- **Given instruction**
The records below are to be repeated in full, exactly as they are.

Source records
+===+

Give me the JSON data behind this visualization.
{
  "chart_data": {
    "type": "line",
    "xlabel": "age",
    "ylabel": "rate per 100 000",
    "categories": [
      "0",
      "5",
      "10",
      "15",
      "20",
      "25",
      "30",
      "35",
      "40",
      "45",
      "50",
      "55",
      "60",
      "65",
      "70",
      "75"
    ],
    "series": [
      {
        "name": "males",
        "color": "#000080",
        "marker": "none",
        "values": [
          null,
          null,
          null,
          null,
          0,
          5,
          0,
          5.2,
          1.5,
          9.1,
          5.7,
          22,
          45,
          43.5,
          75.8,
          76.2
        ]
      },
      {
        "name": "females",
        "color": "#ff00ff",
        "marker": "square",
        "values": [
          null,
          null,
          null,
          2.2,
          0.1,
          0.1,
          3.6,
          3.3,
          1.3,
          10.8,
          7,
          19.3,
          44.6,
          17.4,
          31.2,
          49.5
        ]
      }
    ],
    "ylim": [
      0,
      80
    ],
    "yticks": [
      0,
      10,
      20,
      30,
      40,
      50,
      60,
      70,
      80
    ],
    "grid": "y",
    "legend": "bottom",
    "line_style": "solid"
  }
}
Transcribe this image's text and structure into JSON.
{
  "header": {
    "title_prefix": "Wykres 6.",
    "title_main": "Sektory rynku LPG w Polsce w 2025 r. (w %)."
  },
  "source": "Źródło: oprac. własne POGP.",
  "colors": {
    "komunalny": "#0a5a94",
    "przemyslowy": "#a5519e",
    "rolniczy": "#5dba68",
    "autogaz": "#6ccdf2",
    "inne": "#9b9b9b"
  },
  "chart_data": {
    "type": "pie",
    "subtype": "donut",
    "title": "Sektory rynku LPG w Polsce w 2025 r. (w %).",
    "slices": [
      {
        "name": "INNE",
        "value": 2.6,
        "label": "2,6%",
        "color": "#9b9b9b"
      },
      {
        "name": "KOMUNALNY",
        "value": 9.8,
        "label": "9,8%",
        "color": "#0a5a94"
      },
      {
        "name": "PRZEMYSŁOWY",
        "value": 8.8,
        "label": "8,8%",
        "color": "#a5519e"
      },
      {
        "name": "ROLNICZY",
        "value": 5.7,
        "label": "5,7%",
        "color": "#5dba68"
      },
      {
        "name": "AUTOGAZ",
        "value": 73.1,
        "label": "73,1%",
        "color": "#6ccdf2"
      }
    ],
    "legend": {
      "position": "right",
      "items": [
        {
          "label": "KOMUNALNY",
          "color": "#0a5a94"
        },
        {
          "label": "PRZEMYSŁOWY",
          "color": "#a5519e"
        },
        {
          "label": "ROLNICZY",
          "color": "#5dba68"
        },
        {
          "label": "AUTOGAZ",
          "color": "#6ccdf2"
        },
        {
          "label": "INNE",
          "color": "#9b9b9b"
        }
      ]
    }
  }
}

+===+

- **Exercise answer**
Give me the JSON data behind this visualization.
{
  "chart_data": {
    "type": "line",
    "xlabel": "age",
    "ylabel": "rate per 100 000",
    "categories": [
      "0",
      "5",
      "10",
      "15",
      "20",
      "25",
      "30",
      "35",
      "40",
      "45",
      "50",
      "55",
      "60",
      "65",
      "70",
      "75"
    ],
    "series": [
      {
        "name": "males",
        "color": "#000080",
        "marker": "none",
        "values": [
          null,
          null,
          null,
          null,
          0,
          5,
          0,
          5.2,
          1.5,
          9.1,
          5.7,
          22,
          45,
          43.5,
          75.8,
          76.2
        ]
      },
      {
        "name": "females",
        "color": "#ff00ff",
        "marker": "square",
        "values": [
          null,
          null,
          null,
          2.2,
          0.1,
          0.1,
          3.6,
          3.3,
          1.3,
          10.8,
          7,
          19.3,
          44.6,
          17.4,
          31.2,
          49.5
        ]
      }
    ],
    "ylim": [
      0,
      80
    ],
    "yticks": [
      0,
      10,
      20,
      30,
      40,
      50,
      60,
      70,
      80
    ],
    "grid": "y",
    "legend": "bottom",
    "line_style": "solid"
  }
}
Transcribe this image's text and structure into JSON.
{
  "header": {
    "title_prefix": "Wykres 6.",
    "title_main": "Sektory rynku LPG w Polsce w 2025 r. (w %)."
  },
  "source": "Źródło: oprac. własne POGP.",
  "colors": {
    "komunalny": "#0a5a94",
    "przemyslowy": "#a5519e",
    "rolniczy": "#5dba68",
    "autogaz": "#6ccdf2",
    "inne": "#9b9b9b"
  },
  "chart_data": {
    "type": "pie",
    "subtype": "donut",
    "title": "Sektory rynku LPG w Polsce w 2025 r. (w %).",
    "slices": [
      {
        "name": "INNE",
        "value": 2.6,
        "label": "2,6%",
        "color": "#9b9b9b"
      },
      {
        "name": "KOMUNALNY",
        "value": 9.8,
        "label": "9,8%",
        "color": "#0a5a94"
      },
      {
        "name": "PRZEMYSŁOWY",
        "value": 8.8,
        "label": "8,8%",
        "color": "#a5519e"
      },
      {
        "name": "ROLNICZY",
        "value": 5.7,
        "label": "5,7%",
        "color": "#5dba68"
      },
      {
        "name": "AUTOGAZ",
        "value": 73.1,
        "label": "73,1%",
        "color": "#6ccdf2"
      }
    ],
    "legend": {
      "position": "right",
      "items": [
        {
          "label": "KOMUNALNY",
          "color": "#0a5a94"
        },
        {
          "label": "PRZEMYSŁOWY",
          "color": "#a5519e"
        },
        {
          "label": "ROLNICZY",
          "color": "#5dba68"
        },
        {
          "label": "AUTOGAZ",
          "color": "#6ccdf2"
        },
        {
          "label": "INNE",
          "color": "#9b9b9b"
        }
      ]
    }
  }
}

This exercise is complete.